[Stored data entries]
## START

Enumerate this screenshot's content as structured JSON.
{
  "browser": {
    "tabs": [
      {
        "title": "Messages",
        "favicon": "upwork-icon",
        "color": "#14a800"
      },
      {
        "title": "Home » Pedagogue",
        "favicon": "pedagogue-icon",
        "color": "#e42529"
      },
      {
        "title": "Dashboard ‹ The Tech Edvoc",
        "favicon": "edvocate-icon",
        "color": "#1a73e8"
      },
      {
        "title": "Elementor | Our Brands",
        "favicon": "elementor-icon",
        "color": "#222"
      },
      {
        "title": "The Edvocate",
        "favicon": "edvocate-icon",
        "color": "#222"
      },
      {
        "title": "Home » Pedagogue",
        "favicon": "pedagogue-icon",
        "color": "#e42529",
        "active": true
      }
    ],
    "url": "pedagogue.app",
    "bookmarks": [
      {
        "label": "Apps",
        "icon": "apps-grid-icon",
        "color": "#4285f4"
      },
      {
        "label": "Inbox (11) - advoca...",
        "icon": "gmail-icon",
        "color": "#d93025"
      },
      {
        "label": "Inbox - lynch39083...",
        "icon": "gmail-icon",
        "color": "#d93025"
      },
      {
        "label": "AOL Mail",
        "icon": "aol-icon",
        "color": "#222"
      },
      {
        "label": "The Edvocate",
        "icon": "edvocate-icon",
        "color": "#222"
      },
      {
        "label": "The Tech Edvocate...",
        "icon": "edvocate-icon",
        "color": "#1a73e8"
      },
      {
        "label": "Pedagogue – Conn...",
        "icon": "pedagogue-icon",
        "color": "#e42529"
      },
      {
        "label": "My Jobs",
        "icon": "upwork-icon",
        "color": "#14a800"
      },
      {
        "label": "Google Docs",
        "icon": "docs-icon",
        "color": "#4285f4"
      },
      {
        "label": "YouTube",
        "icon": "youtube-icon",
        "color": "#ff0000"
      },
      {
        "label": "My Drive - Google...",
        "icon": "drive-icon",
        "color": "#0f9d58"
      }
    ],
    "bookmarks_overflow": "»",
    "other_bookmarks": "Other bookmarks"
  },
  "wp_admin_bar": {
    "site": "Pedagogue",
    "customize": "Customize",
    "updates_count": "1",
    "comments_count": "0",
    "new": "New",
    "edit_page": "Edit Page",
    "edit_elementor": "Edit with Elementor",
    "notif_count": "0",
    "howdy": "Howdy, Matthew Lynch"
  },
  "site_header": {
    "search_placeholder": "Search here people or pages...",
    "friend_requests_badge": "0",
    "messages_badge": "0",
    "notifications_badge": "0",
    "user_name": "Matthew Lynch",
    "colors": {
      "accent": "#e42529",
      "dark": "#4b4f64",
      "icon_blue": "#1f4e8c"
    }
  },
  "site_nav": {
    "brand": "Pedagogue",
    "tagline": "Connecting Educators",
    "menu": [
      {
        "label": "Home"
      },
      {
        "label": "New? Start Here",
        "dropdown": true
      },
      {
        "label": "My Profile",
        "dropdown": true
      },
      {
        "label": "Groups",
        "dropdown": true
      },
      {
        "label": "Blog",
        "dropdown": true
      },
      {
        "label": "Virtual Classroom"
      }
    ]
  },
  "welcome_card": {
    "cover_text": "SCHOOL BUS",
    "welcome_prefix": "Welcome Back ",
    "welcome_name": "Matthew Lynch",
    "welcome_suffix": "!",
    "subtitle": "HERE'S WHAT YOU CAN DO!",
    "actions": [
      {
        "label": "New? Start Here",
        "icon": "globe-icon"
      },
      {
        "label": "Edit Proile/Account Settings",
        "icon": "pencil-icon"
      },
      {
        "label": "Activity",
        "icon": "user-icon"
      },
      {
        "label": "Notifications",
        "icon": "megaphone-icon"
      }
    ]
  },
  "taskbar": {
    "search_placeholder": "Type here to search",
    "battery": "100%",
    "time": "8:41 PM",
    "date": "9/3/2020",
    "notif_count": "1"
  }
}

## END

> _Task goal_: Return each entry from the material above exactly as it appears.

> _Answer for this exercise_:
Enumerate this screenshot's content as structured JSON.
{
  "browser": {
    "tabs": [
      {
        "title": "Messages",
        "favicon": "upwork-icon",
        "color": "#14a800"
      },
      {
        "title": "Home » Pedagogue",
        "favicon": "pedagogue-icon",
        "color": "#e42529"
      },
      {
        "title": "Dashboard ‹ The Tech Edvoc",
        "favicon": "edvocate-icon",
        "color": "#1a73e8"
      },
      {
        "title": "Elementor | Our Brands",
        "favicon": "elementor-icon",
        "color": "#222"
      },
      {
        "title": "The Edvocate",
        "favicon": "edvocate-icon",
        "color": "#222"
      },
      {
        "title": "Home » Pedagogue",
        "favicon": "pedagogue-icon",
        "color": "#e42529",
        "active": true
      }
    ],
    "url": "pedagogue.app",
    "bookmarks": [
      {
        "label": "Apps",
        "icon": "apps-grid-icon",
        "color": "#4285f4"
      },
      {
        "label": "Inbox (11) - advoca...",
        "icon": "gmail-icon",
        "color": "#d93025"
      },
      {
        "label": "Inbox - lynch39083...",
        "icon": "gmail-icon",
        "color": "#d93025"
      },
      {
        "label": "AOL Mail",
        "icon": "aol-icon",
        "color": "#222"
      },
      {
        "label": "The Edvocate",
        "icon": "edvocate-icon",
        "color": "#222"
      },
      {
        "label": "The Tech Edvocate...",
        "icon": "edvocate-icon",
        "color": "#1a73e8"
      },
      {
        "label": "Pedagogue – Conn...",
        "icon": "pedagogue-icon",
        "color": "#e42529"
      },
      {
        "label": "My Jobs",
        "icon": "upwork-icon",
        "color": "#14a800"
      },
      {
        "label": "Google Docs",
        "icon": "docs-icon",
        "color": "#4285f4"
      },
      {
        "label": "YouTube",
        "icon": "youtube-icon",
        "color": "#ff0000"
      },
      {
        "label": "My Drive - Google...",
        "icon": "drive-icon",
        "color": "#0f9d58"
      }
    ],
    "bookmarks_overflow": "»",
    "other_bookmarks": "Other bookmarks"
  },
  "wp_admin_bar": {
    "site": "Pedagogue",
    "customize": "Customize",
    "updates_count": "1",
    "comments_count": "0",
    "new": "New",
    "edit_page": "Edit Page",
    "edit_elementor": "Edit with Elementor",
    "notif_count": "0",
    "howdy": "Howdy, Matthew Lynch"
  },
  "site_header": {
    "search_placeholder": "Search here people or pages...",
    "friend_requests_badge": "0",
    "messages_badge": "0",
    "notifications_badge": "0",
    "user_name": "Matthew Lynch",
    "colors": {
      "accent": "#e42529",
      "dark": "#4b4f64",
      "icon_blue": "#1f4e8c"
    }
  },
  "site_nav": {
    "brand": "Pedagogue",
    "tagline": "Connecting Educators",
    "menu": [
      {
        "label": "Home"
      },
      {
        "label": "New? Start Here",
        "dropdown": true
      },
      {
        "label": "My Profile",
        "dropdown": true
      },
      {
        "label": "Groups",
        "dropdown": true
      },
      {
        "label": "Blog",
        "dropdown": true
      },
      {
        "label": "Virtual Classroom"
      }
    ]
  },
  "welcome_card": {
    "cover_text": "SCHOOL BUS",
    "welcome_prefix": "Welcome Back ",
    "welcome_name": "Matthew Lynch",
    "welcome_suffix": "!",
    "subtitle": "HERE'S WHAT YOU CAN DO!",
    "actions": [
      {
        "label": "New? Start Here",
        "icon": "globe-icon"
      },
      {
        "label": "Edit Proile/Account Settings",
        "icon": "pencil-icon"
      },
      {
        "label": "Activity",
        "icon": "user-icon"
      },
      {
        "label": "Notifications",
        "icon": "megaphone-icon"
      }
    ]
  },
  "taskbar": {
    "search_placeholder": "Type here to search",
    "battery": "100%",
    "time": "8:41 PM",
    "date": "9/3/2020",
    "notif_count": "1"
  }
}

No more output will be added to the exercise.